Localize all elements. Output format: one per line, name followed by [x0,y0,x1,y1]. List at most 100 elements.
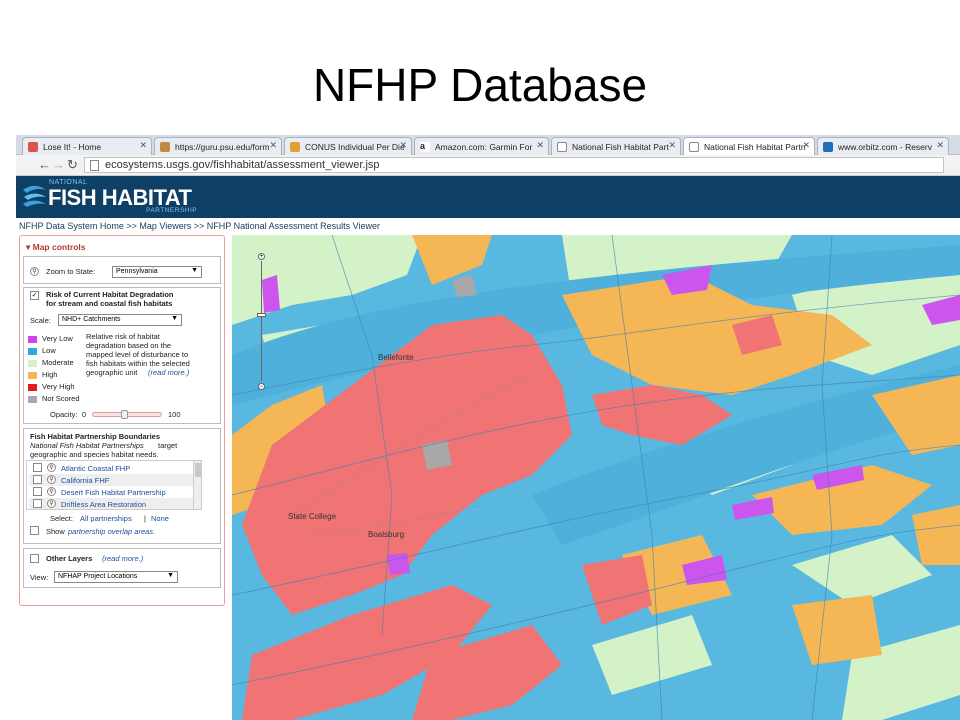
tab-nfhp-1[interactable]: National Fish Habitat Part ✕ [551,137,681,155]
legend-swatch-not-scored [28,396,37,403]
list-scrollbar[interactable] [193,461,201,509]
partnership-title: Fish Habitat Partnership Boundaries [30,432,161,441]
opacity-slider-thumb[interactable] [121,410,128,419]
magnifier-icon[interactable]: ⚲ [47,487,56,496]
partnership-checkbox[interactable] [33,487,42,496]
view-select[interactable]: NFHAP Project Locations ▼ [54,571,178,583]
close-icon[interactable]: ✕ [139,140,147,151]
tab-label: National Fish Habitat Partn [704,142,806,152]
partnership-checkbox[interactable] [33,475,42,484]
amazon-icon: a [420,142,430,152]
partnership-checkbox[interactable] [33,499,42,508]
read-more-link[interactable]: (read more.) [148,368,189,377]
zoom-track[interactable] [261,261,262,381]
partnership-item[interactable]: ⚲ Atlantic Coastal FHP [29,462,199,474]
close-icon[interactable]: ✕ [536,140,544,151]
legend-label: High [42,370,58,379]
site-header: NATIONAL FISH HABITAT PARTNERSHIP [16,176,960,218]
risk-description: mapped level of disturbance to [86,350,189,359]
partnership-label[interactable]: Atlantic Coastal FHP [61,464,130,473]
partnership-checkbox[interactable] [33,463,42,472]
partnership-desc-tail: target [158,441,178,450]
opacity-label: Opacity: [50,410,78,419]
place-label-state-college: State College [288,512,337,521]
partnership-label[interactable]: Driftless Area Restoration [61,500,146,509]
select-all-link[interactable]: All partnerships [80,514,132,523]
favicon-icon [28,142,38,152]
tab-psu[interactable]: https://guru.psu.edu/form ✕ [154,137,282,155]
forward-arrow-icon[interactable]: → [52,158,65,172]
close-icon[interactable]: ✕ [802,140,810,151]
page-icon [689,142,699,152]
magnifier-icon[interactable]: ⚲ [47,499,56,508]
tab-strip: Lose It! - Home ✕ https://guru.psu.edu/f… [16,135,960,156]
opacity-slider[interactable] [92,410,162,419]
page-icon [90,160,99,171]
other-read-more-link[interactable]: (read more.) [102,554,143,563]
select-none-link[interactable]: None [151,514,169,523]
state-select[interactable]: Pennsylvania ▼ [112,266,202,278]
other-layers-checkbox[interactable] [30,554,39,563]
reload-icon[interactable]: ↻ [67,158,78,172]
################
- [REQUIREMENTS] Turn every line of the records above into a Markdown table with the columns Row and Line. Number the rows and leave out blank lines and the pictures.

- [RESULT FOR THIS TASK]
| Row | Line |
|---|---|
| 1 | Localize all elements. Output format: one per line, name followed by [x0,y0,x1,y1]. List at most 100 elements. |
| 2 | tab-nfhp-1[interactable]: National Fish Habitat Part ✕ [551,137,681,155] |
| 3 | legend-swatch-not-scored [28,396,37,403] |
| 4 | list-scrollbar[interactable] [193,461,201,509] |
| 5 | partnership-title: Fish Habitat Partnership Boundaries [30,432,161,441] |
| 6 | opacity-slider-thumb[interactable] [121,410,128,419] |
| 7 | magnifier-icon[interactable]: ⚲ [47,487,56,496] |
| 8 | partnership-checkbox[interactable] [33,487,42,496] |
| 9 | view-select[interactable]: NFHAP Project Locations ▼ [54,571,178,583] |
| 10 | close-icon[interactable]: ✕ [139,140,147,151] |
| 11 | tab-label: National Fish Habitat Partn [704,142,806,152] |
| 12 | partnership-checkbox[interactable] [33,475,42,484] |
| 13 | amazon-icon: a [420,142,430,152] |
| 14 | partnership-checkbox[interactable] [33,499,42,508] |
| 15 | read-more-link[interactable]: (read more.) [148,368,189,377] |
| 16 | zoom-track[interactable] [261,261,262,381] |
| 17 | partnership-item[interactable]: ⚲ Atlantic Coastal FHP [29,462,199,474] |
| 18 | close-icon[interactable]: ✕ [536,140,544,151] |
| 19 | legend-label: High [42,370,58,379] |
| 20 | site-header: NATIONAL FISH HABITAT PARTNERSHIP [16,176,960,218] |
| 21 | risk-description: mapped level of disturbance to [86,350,189,359] |
| 22 | partnership-label[interactable]: Atlantic Coastal FHP [61,464,130,473] |
| 23 | partnership-checkbox[interactable] [33,463,42,472] |
| 24 | partnership-desc-tail: target [158,441,178,450] |
| 25 | opacity-label: Opacity: [50,410,78,419] |
| 26 | place-label-state-college: State College [288,512,337,521] |
| 27 | partnership-label[interactable]: Driftless Area Restoration [61,500,146,509] |
| 28 | select-all-link[interactable]: All partnerships [80,514,132,523] |
| 29 | favicon-icon [28,142,38,152] |
| 30 | tab-psu[interactable]: https://guru.psu.edu/form ✕ [154,137,282,155] |
| 31 | forward-arrow-icon[interactable]: → [52,158,65,172] |
| 32 | close-icon[interactable]: ✕ [802,140,810,151] |
| 33 | page-icon [689,142,699,152] |
| 34 | magnifier-icon[interactable]: ⚲ [47,499,56,508] |
| 35 | tab-strip: Lose It! - Home ✕ https://guru.psu.edu/f… [16,135,960,156] |
| 36 | opacity-slider[interactable] [92,410,162,419] |
| 37 | page-icon [90,160,99,171] |
| 38 | other-read-more-link[interactable]: (read more.) [102,554,143,563] |
| 39 | select-none-link[interactable]: None [151,514,169,523] |
| 40 | state-select[interactable]: Pennsylvania ▼ [112,266,202,278] |
| 41 | other-layers-checkbox[interactable] [30,554,39,563] |
| 42 | reload-icon[interactable]: ↻ [67,158,78,172] |